Reproduce word for word the rows below, starting at the one that contains "search-box[interactable]: break brick" and ending at the one that contains "tools-link[interactable]: Tools (789, 184, 824, 201)", with both of those rows included.
## START
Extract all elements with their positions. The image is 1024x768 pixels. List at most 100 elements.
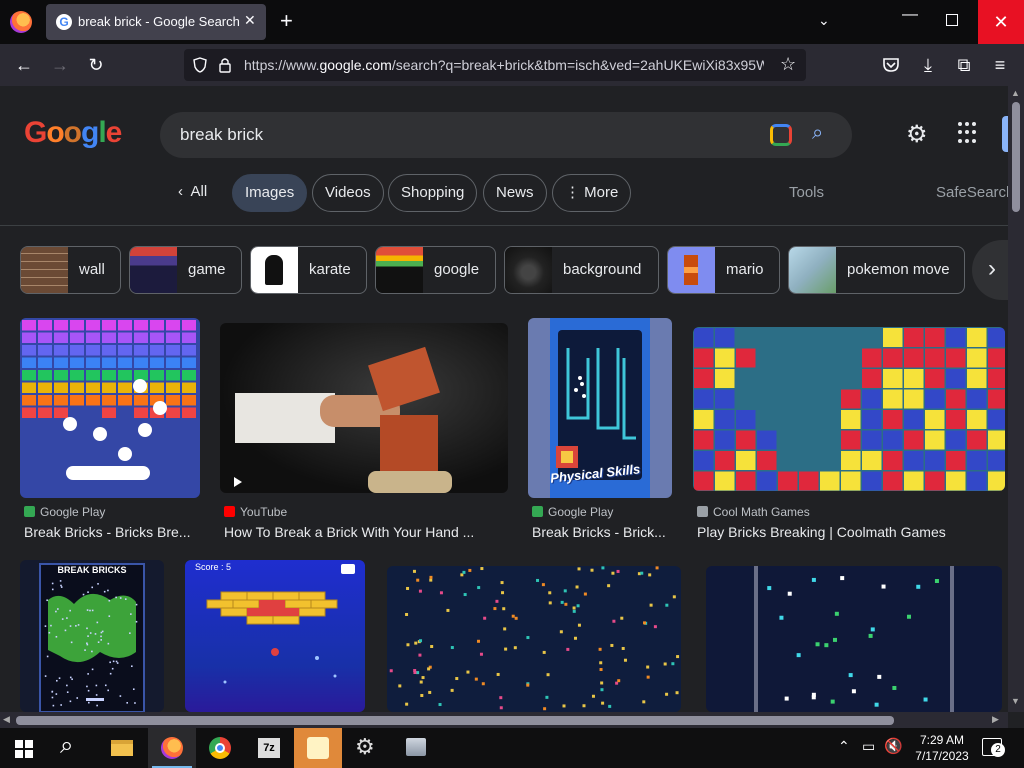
search-box[interactable]: break brick ⌕ (160, 112, 852, 158)
apps-grid-icon[interactable] (958, 122, 980, 144)
tab-all[interactable]: ‹ All (166, 174, 219, 212)
tools-link[interactable]: Tools (789, 184, 824, 201)
result-title[interactable]: Play Bricks Breaking | Coolmath Games (697, 524, 997, 540)
chevron-right-icon[interactable]: › (972, 240, 1012, 300)
tab-videos[interactable]: Videos (312, 174, 384, 212)
extensions-icon[interactable]: ⧉ (952, 53, 976, 77)
back-icon[interactable]: ← (12, 53, 36, 77)
brick (118, 345, 132, 356)
brick (166, 382, 180, 393)
tab-news[interactable]: News (483, 174, 547, 212)
result-title[interactable]: Break Bricks - Brick... (532, 524, 672, 540)
brick (134, 702, 136, 704)
reload-icon[interactable]: ↻ (84, 53, 108, 77)
result-thumbnail[interactable]: Physical Skills (528, 318, 672, 498)
related-chip-pokemon-move[interactable]: pokemon move (788, 246, 965, 294)
app-taskbar-button[interactable] (392, 728, 440, 768)
brick (66, 691, 69, 693)
lock-icon[interactable] (218, 57, 232, 73)
menu-icon[interactable]: ≡ (988, 53, 1012, 77)
chevron-down-icon[interactable]: ⌄ (818, 12, 830, 29)
url-bar[interactable]: https://www.google.com/search?q=break+br… (184, 49, 806, 81)
image-result[interactable]: Cool Math Games Play Bricks Breaking | C… (693, 318, 1005, 546)
forward-icon[interactable]: → (48, 53, 72, 77)
related-chip-wall[interactable]: wall (20, 246, 121, 294)
related-chip-mario[interactable]: mario (667, 246, 780, 294)
search-icon[interactable]: ⌕ (812, 122, 823, 145)
file-explorer-button[interactable] (98, 728, 146, 768)
result-thumbnail[interactable] (220, 323, 508, 493)
star-icon[interactable]: ☆ (780, 54, 796, 75)
scroll-left-icon[interactable]: ◀ (3, 714, 10, 725)
google-lens-icon[interactable] (770, 124, 792, 146)
result-thumbnail[interactable]: BREAK BRICKS (20, 560, 164, 712)
vertical-scrollbar[interactable]: ▲ ▼ (1008, 86, 1024, 712)
download-icon[interactable]: ⤓ (916, 53, 940, 77)
image-result[interactable]: YouTube How To Break a Brick With Your H… (220, 318, 510, 546)
chevron-up-icon[interactable]: ⌃ (838, 738, 850, 755)
shield-icon[interactable] (192, 57, 208, 73)
brick (503, 627, 507, 631)
search-input[interactable]: break brick (180, 125, 263, 145)
google-logo[interactable]: Google (24, 116, 122, 150)
maximize-icon[interactable] (946, 14, 958, 26)
pocket-icon[interactable] (882, 57, 900, 73)
result-title[interactable]: How To Break a Brick With Your Hand ... (224, 524, 508, 540)
scrollbar-thumb[interactable] (1012, 102, 1020, 212)
safesearch-link[interactable]: SafeSearch (936, 184, 1014, 201)
result-thumbnail[interactable] (693, 327, 1005, 491)
result-title[interactable]: Break Bricks - Bricks Bre... (24, 524, 198, 540)
new-tab-button[interactable]: + (280, 8, 293, 34)
tab-close-icon[interactable]: ✕ (244, 12, 256, 29)
scroll-down-icon[interactable]: ▼ (1011, 696, 1020, 706)
result-thumbnail[interactable]: Score : 5 (185, 560, 365, 712)
related-chip-google[interactable]: google (375, 246, 496, 294)
volume-muted-icon[interactable]: 🔇 (884, 737, 903, 755)
firefox-taskbar-button[interactable] (148, 728, 196, 768)
brick (925, 451, 945, 470)
active-tab[interactable]: G break brick - Google Search ✕ (46, 4, 266, 40)
firefox-logo-icon[interactable] (10, 11, 32, 33)
network-icon[interactable]: ▭ (862, 738, 875, 755)
related-chip-game[interactable]: game (129, 246, 242, 294)
scroll-up-icon[interactable]: ▲ (1011, 88, 1020, 98)
image-result[interactable] (387, 560, 683, 712)
paint-taskbar-button[interactable] (294, 728, 342, 768)
result-source[interactable]: Google Play (24, 505, 105, 519)
brick (504, 647, 508, 651)
brick (69, 625, 72, 627)
image-result[interactable] (706, 560, 1004, 712)
image-result[interactable]: Google Play Break Bricks - Bricks Bre... (20, 318, 200, 546)
gear-icon[interactable]: ⚙ (906, 120, 928, 149)
result-source[interactable]: Google Play (532, 505, 613, 519)
result-source[interactable]: YouTube (224, 505, 287, 519)
image-result[interactable]: Score : 5 (185, 560, 365, 712)
scroll-right-icon[interactable]: ▶ (992, 714, 999, 725)
minimize-icon[interactable]: — (900, 6, 920, 24)
tab-more[interactable]: ⋮ More (552, 174, 632, 212)
settings-taskbar-button[interactable]: ⚙ (343, 728, 391, 768)
clock[interactable]: 7:29 AM 7/17/2023 (912, 732, 972, 764)
google-play-icon (532, 506, 543, 517)
result-thumbnail[interactable] (706, 566, 1002, 712)
brick (988, 328, 1005, 347)
url-text[interactable]: https://www.google.com/search?q=break+br… (244, 57, 764, 73)
related-chip-background[interactable]: background (504, 246, 659, 294)
result-thumbnail[interactable] (20, 318, 200, 498)
image-result[interactable]: Physical Skills Google Play Break Bricks… (528, 318, 674, 546)
result-source[interactable]: Cool Math Games (697, 505, 810, 519)
brick (51, 691, 54, 693)
notifications-icon[interactable]: 2 (982, 738, 1005, 757)
scrollbar-thumb[interactable] (16, 716, 894, 725)
chrome-taskbar-button[interactable] (196, 728, 244, 768)
related-chip-karate[interactable]: karate (250, 246, 367, 294)
horizontal-scrollbar[interactable]: ◀ ▶ (0, 712, 1008, 728)
tab-shopping[interactable]: Shopping (388, 174, 478, 212)
7zip-taskbar-button[interactable]: 7z (245, 728, 293, 768)
start-button[interactable] (0, 728, 48, 768)
search-button[interactable]: ⌕ (48, 728, 96, 768)
image-result[interactable]: BREAK BRICKS (20, 560, 164, 712)
result-thumbnail[interactable] (387, 566, 681, 712)
tab-images[interactable]: Images (232, 174, 308, 212)
window-close-button[interactable]: ✕ (978, 0, 1024, 44)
## END
● **Completed exercise**
search-box[interactable]: break brick ⌕ (160, 112, 852, 158)
apps-grid-icon[interactable] (958, 122, 980, 144)
tab-all[interactable]: ‹ All (166, 174, 219, 212)
tools-link[interactable]: Tools (789, 184, 824, 201)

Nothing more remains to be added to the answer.